> EXERCISE AIM
Each entry below is to be printed verbatim.

> INPUT RECORDS
↓↓↓
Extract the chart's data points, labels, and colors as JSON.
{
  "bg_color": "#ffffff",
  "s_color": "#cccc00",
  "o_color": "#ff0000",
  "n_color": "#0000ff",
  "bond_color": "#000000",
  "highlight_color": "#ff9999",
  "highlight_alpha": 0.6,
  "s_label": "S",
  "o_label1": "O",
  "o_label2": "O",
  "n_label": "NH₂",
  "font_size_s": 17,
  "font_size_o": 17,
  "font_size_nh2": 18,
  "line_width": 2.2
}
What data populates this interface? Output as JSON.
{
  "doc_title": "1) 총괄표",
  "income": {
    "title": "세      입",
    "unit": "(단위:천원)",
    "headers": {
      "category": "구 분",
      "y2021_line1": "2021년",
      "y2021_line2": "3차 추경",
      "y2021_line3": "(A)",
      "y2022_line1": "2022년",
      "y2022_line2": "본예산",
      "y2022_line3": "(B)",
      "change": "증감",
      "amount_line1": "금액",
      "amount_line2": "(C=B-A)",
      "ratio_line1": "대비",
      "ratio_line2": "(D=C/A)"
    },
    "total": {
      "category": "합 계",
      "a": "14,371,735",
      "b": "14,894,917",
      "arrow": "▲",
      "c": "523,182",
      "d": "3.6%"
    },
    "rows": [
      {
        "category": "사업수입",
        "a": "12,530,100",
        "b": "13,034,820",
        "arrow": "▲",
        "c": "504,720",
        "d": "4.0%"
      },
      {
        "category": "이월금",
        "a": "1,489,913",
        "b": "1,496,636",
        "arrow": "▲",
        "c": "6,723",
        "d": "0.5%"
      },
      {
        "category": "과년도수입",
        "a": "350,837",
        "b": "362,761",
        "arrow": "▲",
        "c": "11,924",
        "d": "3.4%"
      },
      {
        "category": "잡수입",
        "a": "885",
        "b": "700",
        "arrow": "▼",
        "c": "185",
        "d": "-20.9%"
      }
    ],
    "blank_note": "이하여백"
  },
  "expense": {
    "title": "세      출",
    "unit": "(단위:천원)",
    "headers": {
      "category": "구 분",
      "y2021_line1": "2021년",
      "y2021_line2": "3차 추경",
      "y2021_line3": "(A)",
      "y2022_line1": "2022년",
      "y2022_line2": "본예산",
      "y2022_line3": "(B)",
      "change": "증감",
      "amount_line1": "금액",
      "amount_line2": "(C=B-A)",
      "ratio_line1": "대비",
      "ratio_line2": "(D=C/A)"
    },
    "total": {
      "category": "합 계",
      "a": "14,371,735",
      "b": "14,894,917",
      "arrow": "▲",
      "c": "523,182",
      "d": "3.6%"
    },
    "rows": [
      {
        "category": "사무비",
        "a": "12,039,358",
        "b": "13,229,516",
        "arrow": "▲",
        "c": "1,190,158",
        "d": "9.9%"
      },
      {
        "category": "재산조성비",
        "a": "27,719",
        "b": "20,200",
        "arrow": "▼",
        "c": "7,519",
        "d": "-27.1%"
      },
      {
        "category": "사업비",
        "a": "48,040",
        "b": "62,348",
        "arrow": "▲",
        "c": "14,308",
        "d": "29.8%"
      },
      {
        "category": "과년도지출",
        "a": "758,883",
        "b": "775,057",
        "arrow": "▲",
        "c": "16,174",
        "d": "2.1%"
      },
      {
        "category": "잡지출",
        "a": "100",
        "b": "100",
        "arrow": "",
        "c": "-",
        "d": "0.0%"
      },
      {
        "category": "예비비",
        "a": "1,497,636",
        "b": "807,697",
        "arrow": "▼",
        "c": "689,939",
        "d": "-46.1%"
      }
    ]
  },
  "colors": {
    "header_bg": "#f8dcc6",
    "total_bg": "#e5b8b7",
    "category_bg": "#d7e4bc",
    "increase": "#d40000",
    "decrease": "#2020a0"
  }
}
↑↑↑
> COMPLETE RESPONSE
Extract the chart's data points, labels, and colors as JSON.
{
  "bg_color": "#ffffff",
  "s_color": "#cccc00",
  "o_color": "#ff0000",
  "n_color": "#0000ff",
  "bond_color": "#000000",
  "highlight_color": "#ff9999",
  "highlight_alpha": 0.6,
  "s_label": "S",
  "o_label1": "O",
  "o_label2": "O",
  "n_label": "NH₂",
  "font_size_s": 17,
  "font_size_o": 17,
  "font_size_nh2": 18,
  "line_width": 2.2
}
What data populates this interface? Output as JSON.
{
  "doc_title": "1) 총괄표",
  "income": {
    "title": "세      입",
    "unit": "(단위:천원)",
    "headers": {
      "category": "구 분",
      "y2021_line1": "2021년",
      "y2021_line2": "3차 추경",
      "y2021_line3": "(A)",
      "y2022_line1": "2022년",
      "y2022_line2": "본예산",
      "y2022_line3": "(B)",
      "change": "증감",
      "amount_line1": "금액",
      "amount_line2": "(C=B-A)",
      "ratio_line1": "대비",
      "ratio_line2": "(D=C/A)"
    },
    "total": {
      "category": "합 계",
      "a": "14,371,735",
      "b": "14,894,917",
      "arrow": "▲",
      "c": "523,182",
      "d": "3.6%"
    },
    "rows": [
      {
        "category": "사업수입",
        "a": "12,530,100",
        "b": "13,034,820",
        "arrow": "▲",
        "c": "504,720",
        "d": "4.0%"
      },
      {
        "category": "이월금",
        "a": "1,489,913",
        "b": "1,496,636",
        "arrow": "▲",
        "c": "6,723",
        "d": "0.5%"
      },
      {
        "category": "과년도수입",
        "a": "350,837",
        "b": "362,761",
        "arrow": "▲",
        "c": "11,924",
        "d": "3.4%"
      },
      {
        "category": "잡수입",
        "a": "885",
        "b": "700",
        "arrow": "▼",
        "c": "185",
        "d": "-20.9%"
      }
    ],
    "blank_note": "이하여백"
  },
  "expense": {
    "title": "세      출",
    "unit": "(단위:천원)",
    "headers": {
      "category": "구 분",
      "y2021_line1": "2021년",
      "y2021_line2": "3차 추경",
      "y2021_line3": "(A)",
      "y2022_line1": "2022년",
      "y2022_line2": "본예산",
      "y2022_line3": "(B)",
      "change": "증감",
      "amount_line1": "금액",
      "amount_line2": "(C=B-A)",
      "ratio_line1": "대비",
      "ratio_line2": "(D=C/A)"
    },
    "total": {
      "category": "합 계",
      "a": "14,371,735",
      "b": "14,894,917",
      "arrow": "▲",
      "c": "523,182",
      "d": "3.6%"
    },
    "rows": [
      {
        "category": "사무비",
        "a": "12,039,358",
        "b": "13,229,516",
        "arrow": "▲",
        "c": "1,190,158",
        "d": "9.9%"
      },
      {
        "category": "재산조성비",
        "a": "27,719",
        "b": "20,200",
        "arrow": "▼",
        "c": "7,519",
        "d": "-27.1%"
      },
      {
        "category": "사업비",
        "a": "48,040",
        "b": "62,348",
        "arrow": "▲",
        "c": "14,308",
        "d": "29.8%"
      },
      {
        "category": "과년도지출",
        "a": "758,883",
        "b": "775,057",
        "arrow": "▲",
        "c": "16,174",
        "d": "2.1%"
      },
      {
        "category": "잡지출",
        "a": "100",
        "b": "100",
        "arrow": "",
        "c": "-",
        "d": "0.0%"
      },
      {
        "category": "예비비",
        "a": "1,497,636",
        "b": "807,697",
        "arrow": "▼",
        "c": "689,939",
        "d": "-46.1%"
      }
    ]
  },
  "colors": {
    "header_bg": "#f8dcc6",
    "total_bg": "#e5b8b7",
    "category_bg": "#d7e4bc",
    "increase": "#d40000",
    "decrease": "#2020a0"
  }
}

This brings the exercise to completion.